YOUR OBJECTIVE: Drop the images; return everything else in the listing below exactly.

(Dataset records)

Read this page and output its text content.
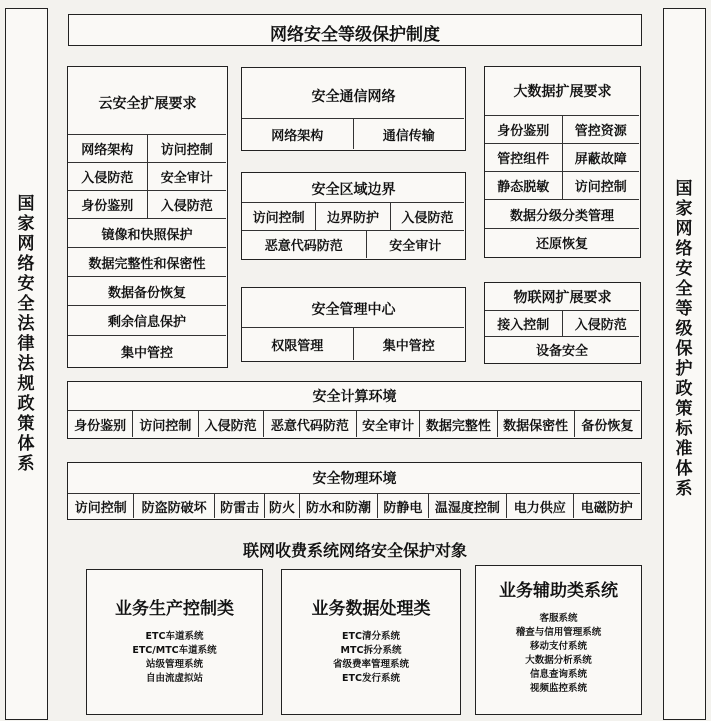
国
家
网
络
安
全
法
律
法
规
政
策
体
系
国
家
网
络
安
全
等
级
保
护
政
策
标
准
体
系
网络安全等级保护制度
云安全扩展要求
网络架构	访问控制
入侵防范	安全审计
身份鉴别	入侵防范
镜像和快照保护
数据完整性和保密性
数据备份恢复
剩余信息保护
集中管控
安全通信网络
网络架构	通信传输
安全区域边界
访问控制	边界防护	入侵防范
恶意代码防范	安全审计
安全管理中心
权限管理	集中管控
大数据扩展要求
身份鉴别	管控资源
管控组件	屏蔽故障
静态脱敏	访问控制
数据分级分类管理
还原恢复
物联网扩展要求
接入控制	入侵防范
设备安全
安全计算环境
身份鉴别	访问控制	入侵防范	恶意代码防范	安全审计 数据完整性 数据保密性	备份恢复
安全物理环境
访问控制	防盗防破坏	防雷击 防火 防水和防潮 防静电 温湿度控制	电力供应	电磁防护
联网收费系统网络安全保护对象
业务生产控制类
ETC车道系统
ETC/MTC车道系统
站级管理系统
自由流虚拟站
业务数据处理类
ETC清分系统
MTC拆分系统
省级费率管理系统
ETC发行系统
业务辅助类系统
客服系统
稽查与信用管理系统
移动支付系统
大数据分析系统
信息查询系统
视频监控系统
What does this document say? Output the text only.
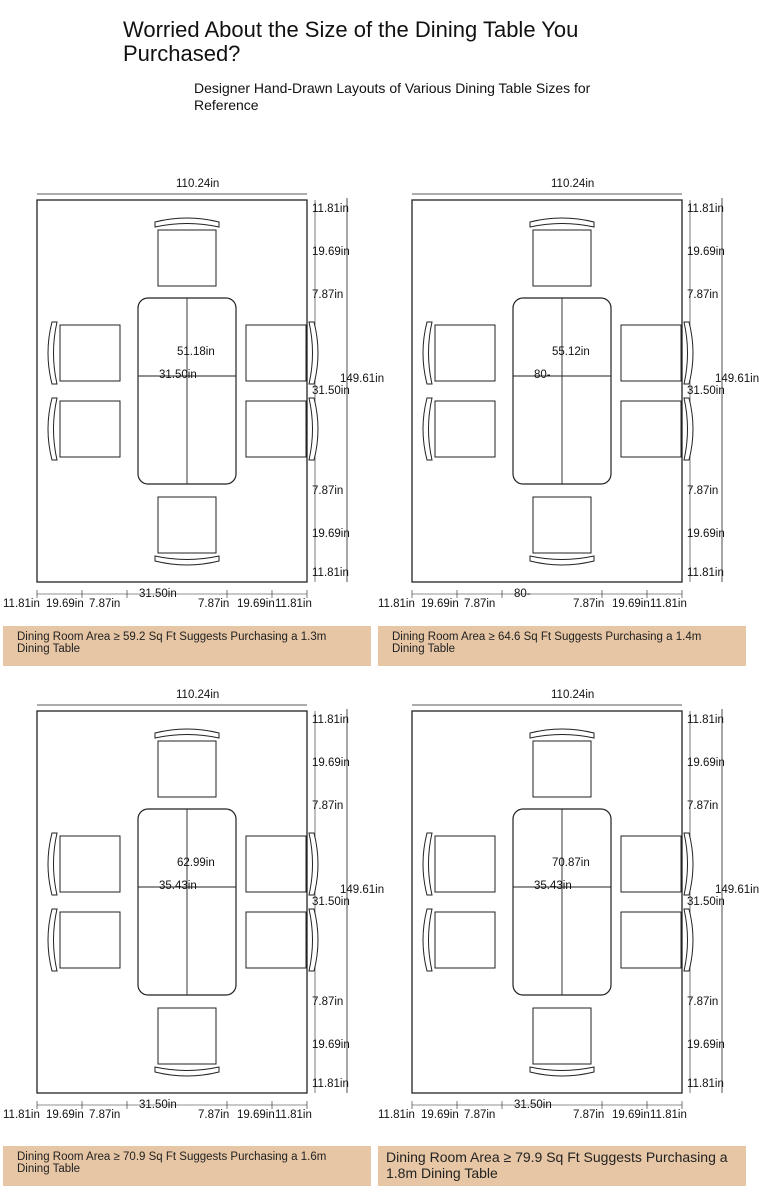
Worried About the Size of the Dining Table You Purchased?
Designer Hand-Drawn Layouts of Various Dining Table Sizes for Reference
110.24in
149.61in
51.18in
31.50in
11.81in
19.69in
7.87in
31.50in
7.87in
19.69in
11.81in
11.81in 19.69in 7.87in
31.50in
7.87in 19.69in 11.81in
Dining Room Area ≥ 59.2 Sq Ft Suggests Purchasing a 1.3m Dining Table
110.24in
149.61in
55.12in
80-
11.81in
19.69in
7.87in
31.50in
7.87in
19.69in
11.81in
11.81in 19.69in 7.87in
80-
7.87in 19.69in 11.81in
Dining Room Area ≥ 64.6 Sq Ft Suggests Purchasing a 1.4m Dining Table
110.24in
149.61in
62.99in
35.43in
11.81in
19.69in
7.87in
31.50in
7.87in
19.69in
11.81in
11.81in 19.69in 7.87in
31.50in
7.87in 19.69in 11.81in
Dining Room Area ≥ 70.9 Sq Ft Suggests Purchasing a 1.6m Dining Table
110.24in
149.61in
70.87in
35.43in
11.81in
19.69in
7.87in
31.50in
7.87in
19.69in
11.81in
11.81in 19.69in 7.87in
31.50in
7.87in 19.69in 11.81in
Dining Room Area ≥ 79.9 Sq Ft Suggests Purchasing a 1.8m Dining Table
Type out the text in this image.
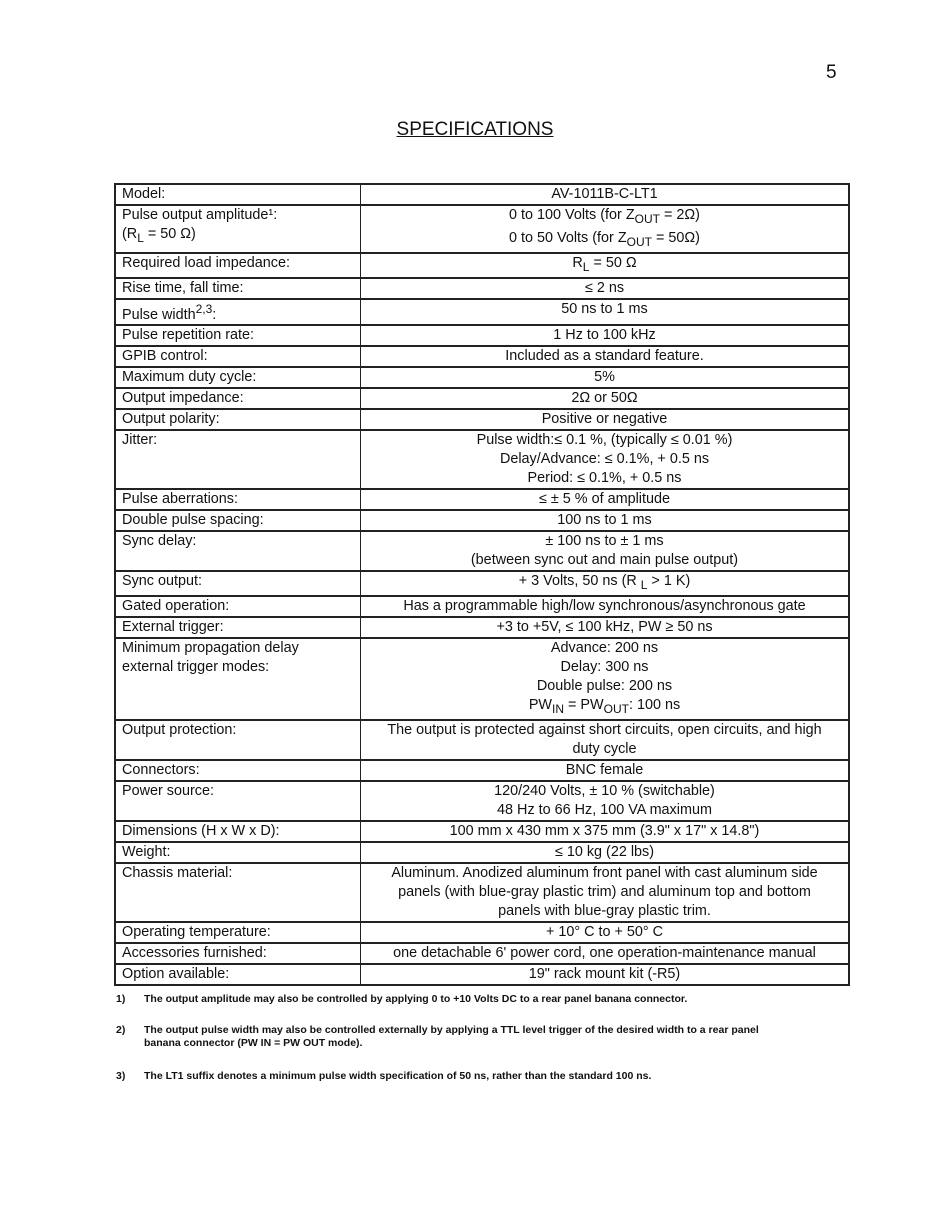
5
SPECIFICATIONS
Model:	AV-1011B-C-LT1
Pulse output amplitude¹:
($R_L = 50$ Ω)	0 to 100 Volts (for $Z_{OUT} = 2\Omega$)
0 to 50 Volts (for $Z_{OUT} = 50\Omega$)
Required load impedance:	$R_L = 50$ Ω
Rise time, fall time:	≤ 2 ns
Pulse width$^{2,3}$:	50 ns to 1 ms
Pulse repetition rate:	1 Hz to 100 kHz
GPIB control:	Included as a standard feature.
Maximum duty cycle:	5%
Output impedance:	2Ω or 50Ω
Output polarity:	Positive or negative
Jitter:	Pulse width:≤ 0.1 %, (typically ≤ 0.01 %)
Delay/Advance: ≤ 0.1%, + 0.5 ns
Period: ≤ 0.1%, + 0.5 ns
Pulse aberrations:	≤ ± 5 % of amplitude
Double pulse spacing:	100 ns to 1 ms
Sync delay:	± 100 ns to ± 1 ms
(between sync out and main pulse output)
Sync output:	+ 3 Volts, 50 ns (R $_L$ > 1 K)
Gated operation:	Has a programmable high/low synchronous/asynchronous gate
External trigger:	+3 to +5V, ≤ 100 kHz, PW ≥ 50 ns
Minimum propagation delay
external trigger modes:	Advance: 200 ns
Delay: 300 ns
Double pulse: 200 ns
$PW_{IN} = PW_{OUT}$: 100 ns
Output protection:	The output is protected against short circuits, open circuits, and high
duty cycle
Connectors:	BNC female
Power source:	120/240 Volts, ± 10 % (switchable)
48 Hz to 66 Hz, 100 VA maximum
Dimensions (H x W x D):	100 mm x 430 mm x 375 mm (3.9" x 17" x 14.8")
Weight:	≤ 10 kg (22 lbs)
Chassis material:	Aluminum. Anodized aluminum front panel with cast aluminum side
panels (with blue-gray plastic trim) and aluminum top and bottom
panels with blue-gray plastic trim.
Operating temperature:	+ 10° C to + 50° C
Accessories furnished:	one detachable 6' power cord, one operation-maintenance manual
Option available:	19" rack mount kit (-R5)
1) The output amplitude may also be controlled by applying 0 to +10 Volts DC to a rear panel banana connector.
2) The output pulse width may also be controlled externally by applying a TTL level trigger of the desired width to a rear panel
banana connector (PW IN = PW OUT mode).
3) The LT1 suffix denotes a minimum pulse width specification of 50 ns, rather than the standard 100 ns.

COMPLETE OUTPUT:
Read this page and output its text content.
国
家
网
络
安
全
法
律
法
规
政
策
体
系
国
家
网
络
安
全
等
级
保
护
政
策
标
准
体
系
网络安全等级保护制度
云安全扩展要求
网络架构	访问控制
入侵防范	安全审计
身份鉴别	入侵防范
镜像和快照保护
数据完整性和保密性
数据备份恢复
剩余信息保护
集中管控
安全通信网络
网络架构	通信传输
安全区域边界
访问控制	边界防护	入侵防范
恶意代码防范	安全审计
安全管理中心
权限管理	集中管控
大数据扩展要求
身份鉴别	管控资源
管控组件	屏蔽故障
静态脱敏	访问控制
数据分级分类管理
还原恢复
物联网扩展要求
接入控制	入侵防范
设备安全
安全计算环境
身份鉴别	访问控制	入侵防范	恶意代码防范	安全审计 数据完整性 数据保密性	备份恢复
安全物理环境
访问控制	防盗防破坏	防雷击 防火 防水和防潮 防静电 温湿度控制	电力供应	电磁防护
联网收费系统网络安全保护对象
业务生产控制类
ETC车道系统
ETC/MTC车道系统
站级管理系统
自由流虚拟站
业务数据处理类
ETC清分系统
MTC拆分系统
省级费率管理系统
ETC发行系统
业务辅助类系统
客服系统
稽查与信用管理系统
移动支付系统
大数据分析系统
信息查询系统
视频监控系统
What does this document say? Output the text only.
Worried About the Size of the Dining Table You Purchased?
Designer Hand-Drawn Layouts of Various Dining Table Sizes for Reference
110.24in
149.61in
51.18in
31.50in
11.81in
19.69in
7.87in
31.50in
7.87in
19.69in
11.81in
11.81in 19.69in 7.87in
31.50in
7.87in 19.69in 11.81in
Dining Room Area ≥ 59.2 Sq Ft Suggests Purchasing a 1.3m Dining Table
110.24in
149.61in
55.12in
80-
11.81in
19.69in
7.87in
31.50in
7.87in
19.69in
11.81in
11.81in 19.69in 7.87in
80-
7.87in 19.69in 11.81in
Dining Room Area ≥ 64.6 Sq Ft Suggests Purchasing a 1.4m Dining Table
110.24in
149.61in
62.99in
35.43in
11.81in
19.69in
7.87in
31.50in
7.87in
19.69in
11.81in
11.81in 19.69in 7.87in
31.50in
7.87in 19.69in 11.81in
Dining Room Area ≥ 70.9 Sq Ft Suggests Purchasing a 1.6m Dining Table
110.24in
149.61in
70.87in
35.43in
11.81in
19.69in
7.87in
31.50in
7.87in
19.69in
11.81in
11.81in 19.69in 7.87in
31.50in
7.87in 19.69in 11.81in
Dining Room Area ≥ 79.9 Sq Ft Suggests Purchasing a 1.8m Dining Table
Type out the text in this image.
5
SPECIFICATIONS
Model:	AV-1011B-C-LT1
Pulse output amplitude¹:
($R_L = 50$ Ω)	0 to 100 Volts (for $Z_{OUT} = 2\Omega$)
0 to 50 Volts (for $Z_{OUT} = 50\Omega$)
Required load impedance:	$R_L = 50$ Ω
Rise time, fall time:	≤ 2 ns
Pulse width$^{2,3}$:	50 ns to 1 ms
Pulse repetition rate:	1 Hz to 100 kHz
GPIB control:	Included as a standard feature.
Maximum duty cycle:	5%
Output impedance:	2Ω or 50Ω
Output polarity:	Positive or negative
Jitter:	Pulse width:≤ 0.1 %, (typically ≤ 0.01 %)
Delay/Advance: ≤ 0.1%, + 0.5 ns
Period: ≤ 0.1%, + 0.5 ns
Pulse aberrations:	≤ ± 5 % of amplitude
Double pulse spacing:	100 ns to 1 ms
Sync delay:	± 100 ns to ± 1 ms
(between sync out and main pulse output)
Sync output:	+ 3 Volts, 50 ns (R $_L$ > 1 K)
Gated operation:	Has a programmable high/low synchronous/asynchronous gate
External trigger:	+3 to +5V, ≤ 100 kHz, PW ≥ 50 ns
Minimum propagation delay
external trigger modes:	Advance: 200 ns
Delay: 300 ns
Double pulse: 200 ns
$PW_{IN} = PW_{OUT}$: 100 ns
Output protection:	The output is protected against short circuits, open circuits, and high
duty cycle
Connectors:	BNC female
Power source:	120/240 Volts, ± 10 % (switchable)
48 Hz to 66 Hz, 100 VA maximum
Dimensions (H x W x D):	100 mm x 430 mm x 375 mm (3.9" x 17" x 14.8")
Weight:	≤ 10 kg (22 lbs)
Chassis material:	Aluminum. Anodized aluminum front panel with cast aluminum side
panels (with blue-gray plastic trim) and aluminum top and bottom
panels with blue-gray plastic trim.
Operating temperature:	+ 10° C to + 50° C
Accessories furnished:	one detachable 6' power cord, one operation-maintenance manual
Option available:	19" rack mount kit (-R5)
1) The output amplitude may also be controlled by applying 0 to +10 Volts DC to a rear panel banana connector.
2) The output pulse width may also be controlled externally by applying a TTL level trigger of the desired width to a rear panel
banana connector (PW IN = PW OUT mode).
3) The LT1 suffix denotes a minimum pulse width specification of 50 ns, rather than the standard 100 ns.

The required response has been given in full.